• Work required: Without the pictures, return all of the material exactly as written.
··· Records ···
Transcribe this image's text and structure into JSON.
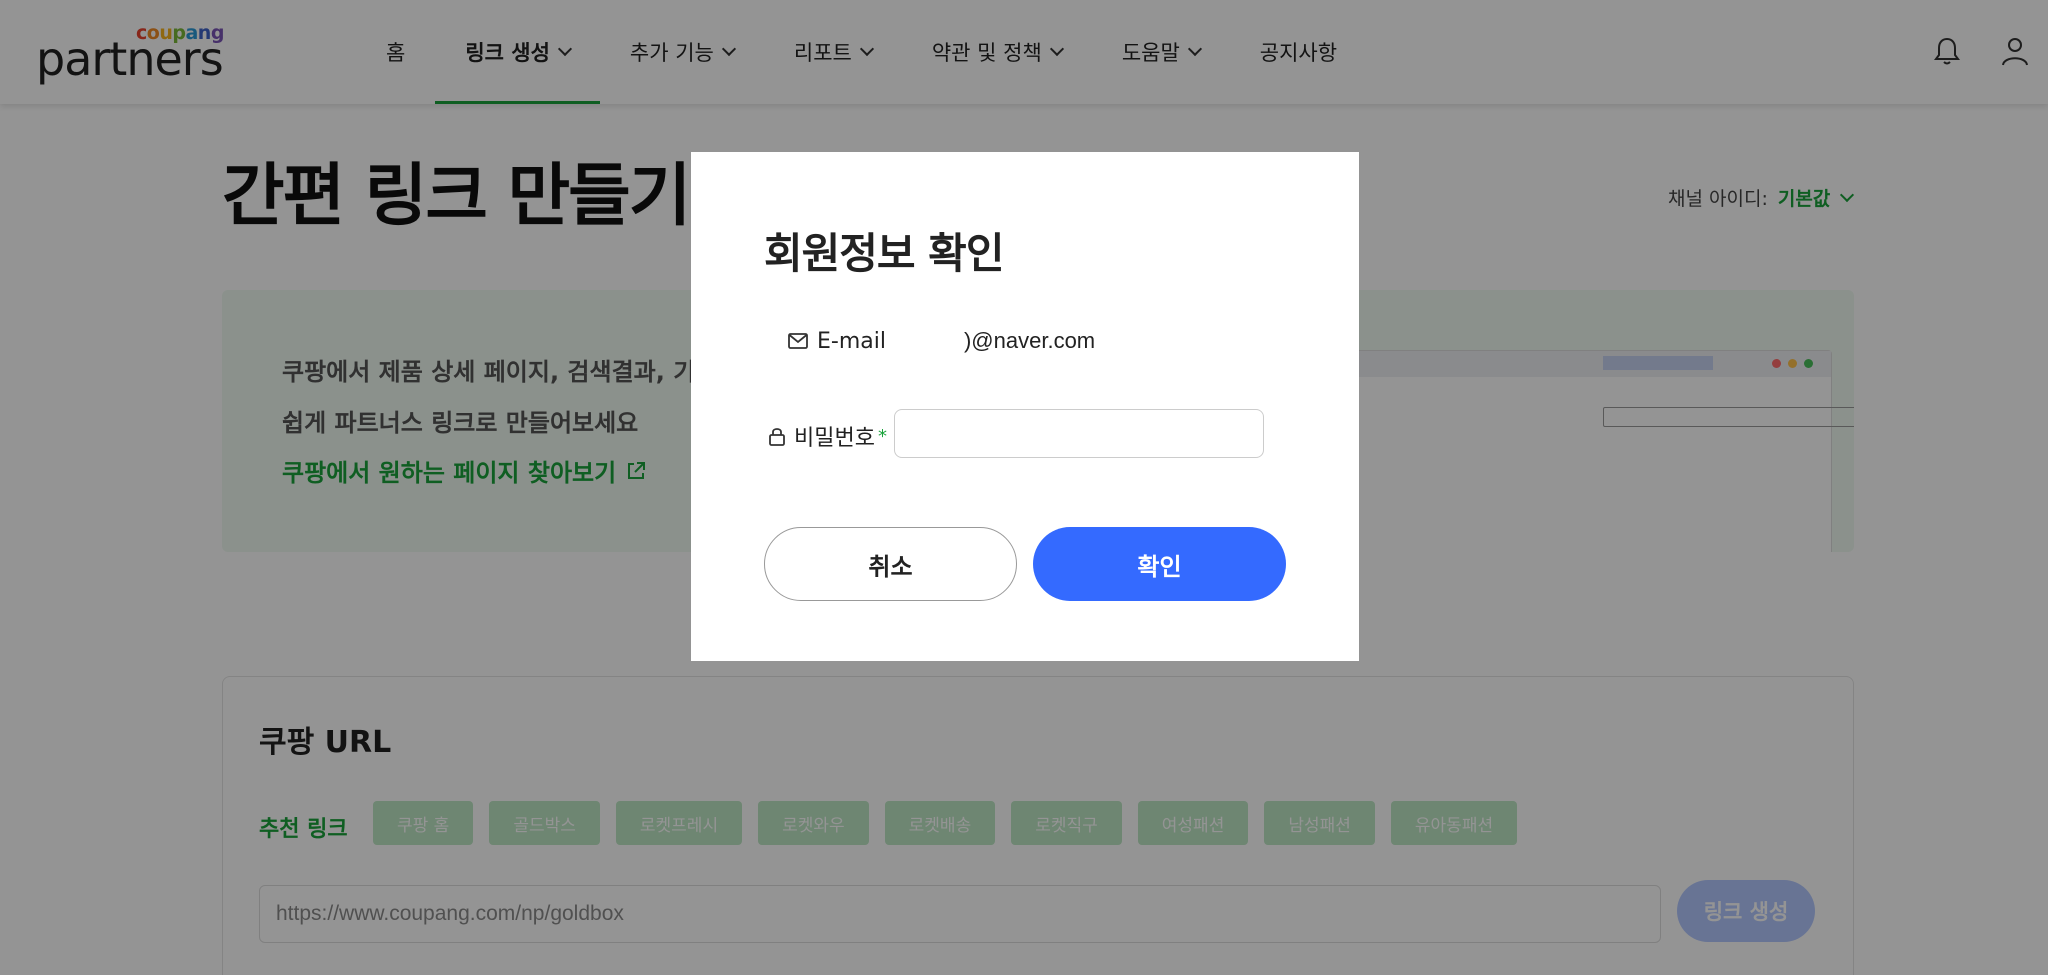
{
  "header": {
    "logo_top": "coupang",
    "logo_main": "partners",
    "nav": [
      {
        "label": "홈",
        "dropdown": false,
        "active": false
      },
      {
        "label": "링크 생성",
        "dropdown": true,
        "active": true
      },
      {
        "label": "추가 기능",
        "dropdown": true,
        "active": false
      },
      {
        "label": "리포트",
        "dropdown": true,
        "active": false
      },
      {
        "label": "약관 및 정책",
        "dropdown": true,
        "active": false
      },
      {
        "label": "도움말",
        "dropdown": true,
        "active": false
      },
      {
        "label": "공지사항",
        "dropdown": false,
        "active": false
      }
    ],
    "icons": [
      "bell-icon",
      "user-icon"
    ]
  },
  "page": {
    "title": "간편 링크 만들기",
    "channel_label": "채널 아이디:",
    "channel_value": "기본값",
    "banner": {
      "line1": "쿠팡에서 제품 상세 페이지, 검색결과, 기획",
      "line2": "쉽게 파트너스 링크로 만들어보세요",
      "link": "쿠팡에서 원하는 페이지 찾아보기"
    },
    "card": {
      "title": "쿠팡 URL",
      "recommend_label": "추천 링크",
      "chips": [
        "쿠팡 홈",
        "골드박스",
        "로켓프레시",
        "로켓와우",
        "로켓배송",
        "로켓직구",
        "여성패션",
        "남성패션",
        "유아동패션"
      ],
      "url_placeholder": "https://www.coupang.com/np/goldbox",
      "generate_button": "링크 생성"
    }
  },
  "modal": {
    "title": "회원정보 확인",
    "email_label": "E-mail",
    "email_value": ")@naver.com",
    "password_label": "비밀번호",
    "required_mark": "*",
    "password_value": "",
    "cancel_label": "취소",
    "confirm_label": "확인"
  },
  "colors": {
    "accent_green": "#1aa33b",
    "primary_blue": "#346aff",
    "overlay": "rgba(0,0,0,0.42)"
  }
}
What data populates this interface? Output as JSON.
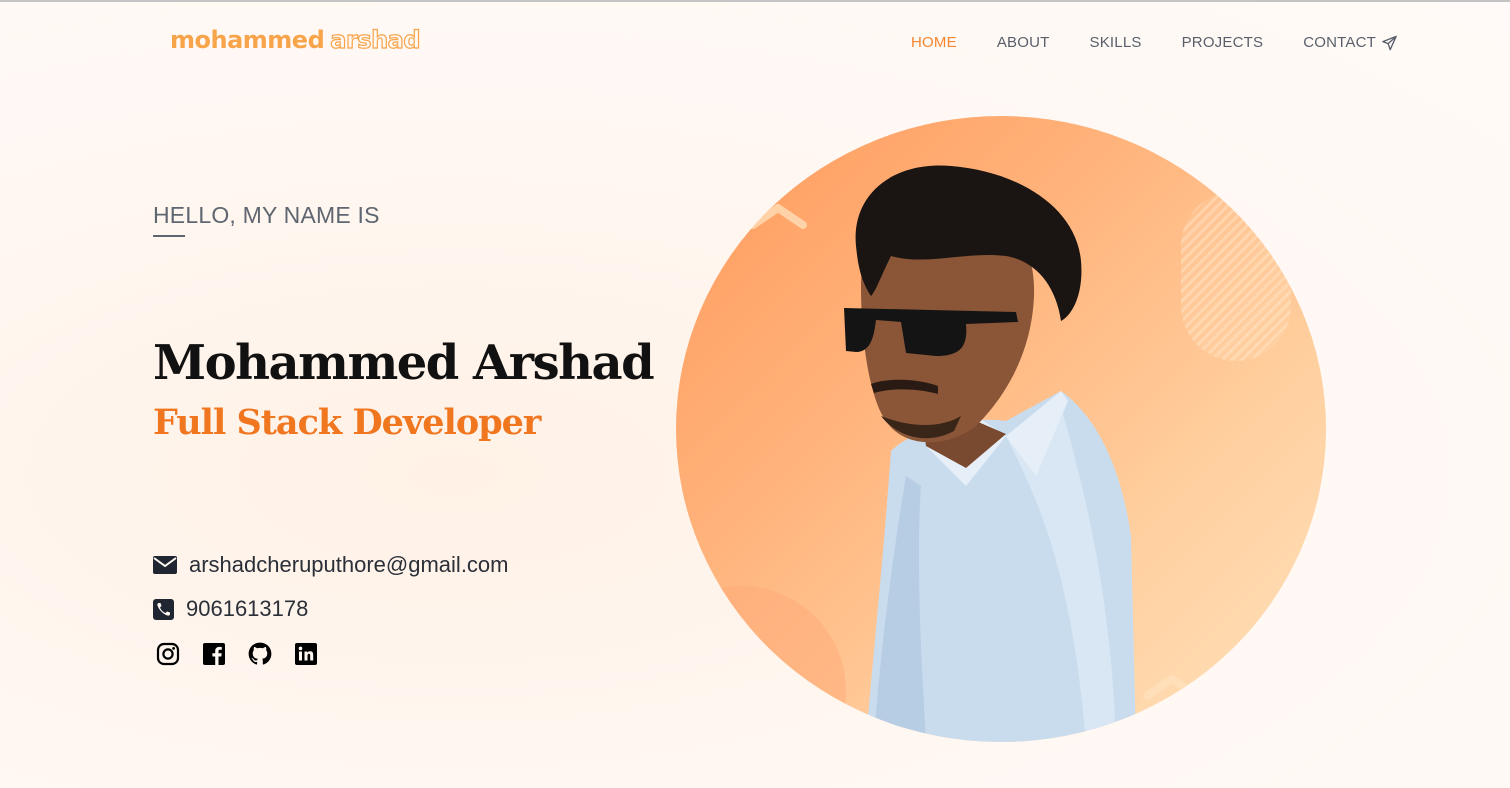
{
  "nav": {
    "logo_first": "mohammed",
    "logo_second": "arshad",
    "items": [
      {
        "label": "HOME",
        "active": true
      },
      {
        "label": "ABOUT",
        "active": false
      },
      {
        "label": "SKILLS",
        "active": false
      },
      {
        "label": "PROJECTS",
        "active": false
      },
      {
        "label": "CONTACT",
        "active": false,
        "icon": "paper-plane-icon"
      }
    ]
  },
  "hero": {
    "greeting": "HELLO, MY NAME IS",
    "name": "Mohammed Arshad",
    "role": "Full Stack Developer",
    "email": "arshadcheruputhore@gmail.com",
    "phone": "9061613178",
    "email_icon": "envelope-icon",
    "phone_icon": "phone-icon",
    "socials": [
      "instagram-icon",
      "facebook-icon",
      "github-icon",
      "linkedin-icon"
    ]
  },
  "colors": {
    "accent": "#f0761f",
    "logo": "#f7a44a",
    "nav_text": "#585f6b",
    "background": "#fff8f3"
  }
}
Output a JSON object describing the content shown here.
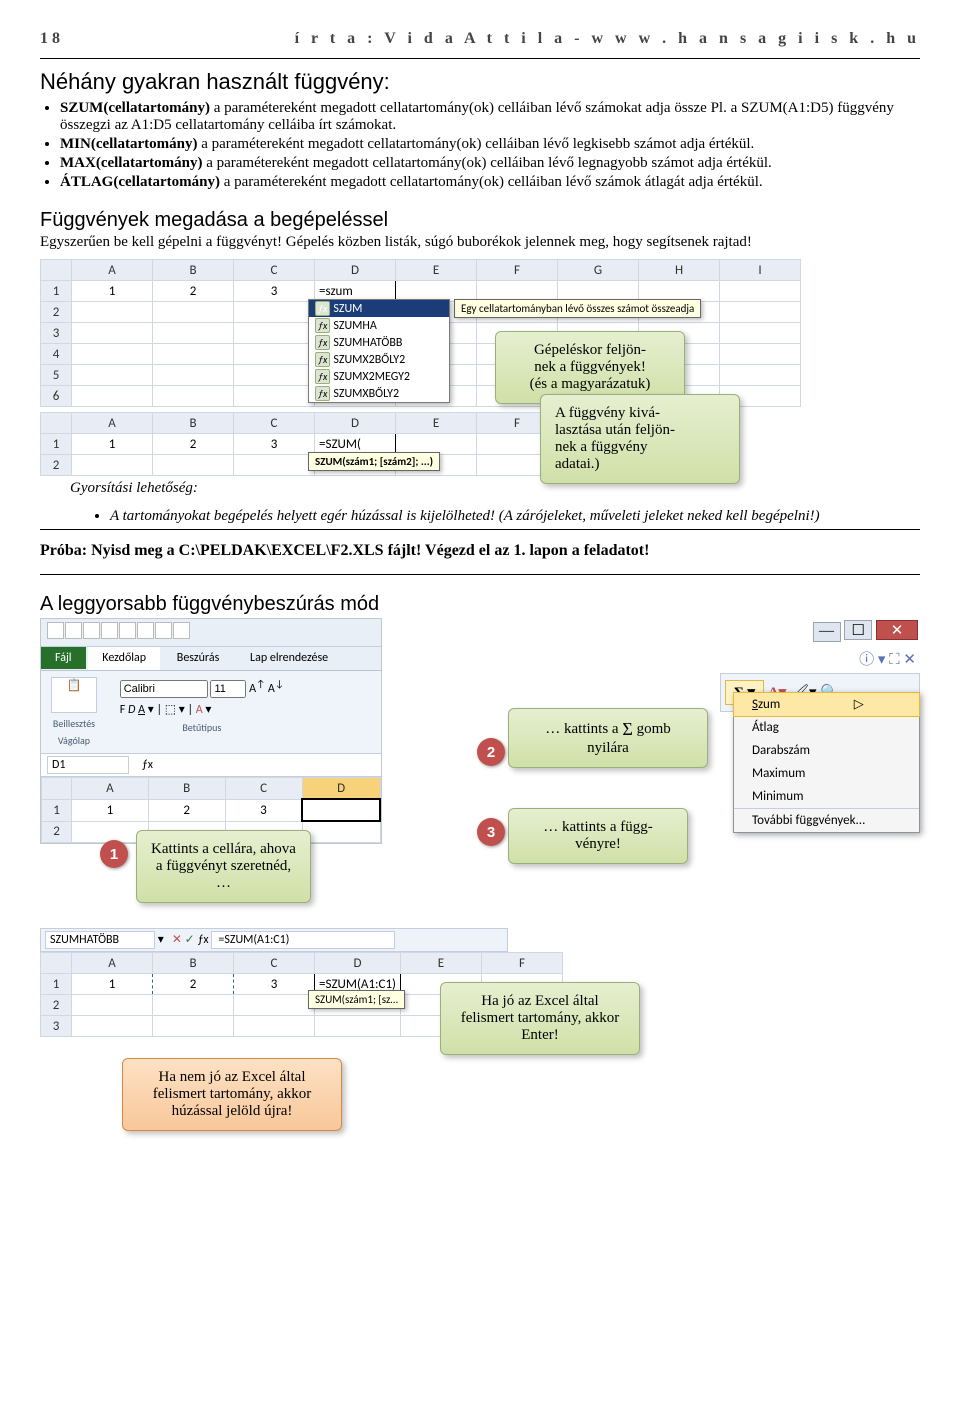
···
• Solution to the problem:
Transcribe this image's text and structure into JSON.
{
  "header": {
    "logo_top": "coupang",
    "logo_main": "partners",
    "nav": [
      {
        "label": "홈",
        "dropdown": false,
        "active": false
      },
      {
        "label": "링크 생성",
        "dropdown": true,
        "active": true
      },
      {
        "label": "추가 기능",
        "dropdown": true,
        "active": false
      },
      {
        "label": "리포트",
        "dropdown": true,
        "active": false
      },
      {
        "label": "약관 및 정책",
        "dropdown": true,
        "active": false
      },
      {
        "label": "도움말",
        "dropdown": true,
        "active": false
      },
      {
        "label": "공지사항",
        "dropdown": false,
        "active": false
      }
    ],
    "icons": [
      "bell-icon",
      "user-icon"
    ]
  },
  "page": {
    "title": "간편 링크 만들기",
    "channel_label": "채널 아이디:",
    "channel_value": "기본값",
    "banner": {
      "line1": "쿠팡에서 제품 상세 페이지, 검색결과, 기획",
      "line2": "쉽게 파트너스 링크로 만들어보세요",
      "link": "쿠팡에서 원하는 페이지 찾아보기"
    },
    "card": {
      "title": "쿠팡 URL",
      "recommend_label": "추천 링크",
      "chips": [
        "쿠팡 홈",
        "골드박스",
        "로켓프레시",
        "로켓와우",
        "로켓배송",
        "로켓직구",
        "여성패션",
        "남성패션",
        "유아동패션"
      ],
      "url_placeholder": "https://www.coupang.com/np/goldbox",
      "generate_button": "링크 생성"
    }
  },
  "modal": {
    "title": "회원정보 확인",
    "email_label": "E-mail",
    "email_value": ")@naver.com",
    "password_label": "비밀번호",
    "required_mark": "*",
    "password_value": "",
    "cancel_label": "취소",
    "confirm_label": "확인"
  },
  "colors": {
    "accent_green": "#1aa33b",
    "primary_blue": "#346aff",
    "overlay": "rgba(0,0,0,0.42)"
  }
}
What data populates this interface? Output as JSON.
{
  "nav": {
    "logo_first": "mohammed",
    "logo_second": "arshad",
    "items": [
      {
        "label": "HOME",
        "active": true
      },
      {
        "label": "ABOUT",
        "active": false
      },
      {
        "label": "SKILLS",
        "active": false
      },
      {
        "label": "PROJECTS",
        "active": false
      },
      {
        "label": "CONTACT",
        "active": false,
        "icon": "paper-plane-icon"
      }
    ]
  },
  "hero": {
    "greeting": "HELLO, MY NAME IS",
    "name": "Mohammed Arshad",
    "role": "Full Stack Developer",
    "email": "arshadcheruputhore@gmail.com",
    "phone": "9061613178",
    "email_icon": "envelope-icon",
    "phone_icon": "phone-icon",
    "socials": [
      "instagram-icon",
      "facebook-icon",
      "github-icon",
      "linkedin-icon"
    ]
  },
  "colors": {
    "accent": "#f0761f",
    "logo": "#f7a44a",
    "nav_text": "#585f6b",
    "background": "#fff8f3"
  }
}
Output a JSON object describing the content shown here.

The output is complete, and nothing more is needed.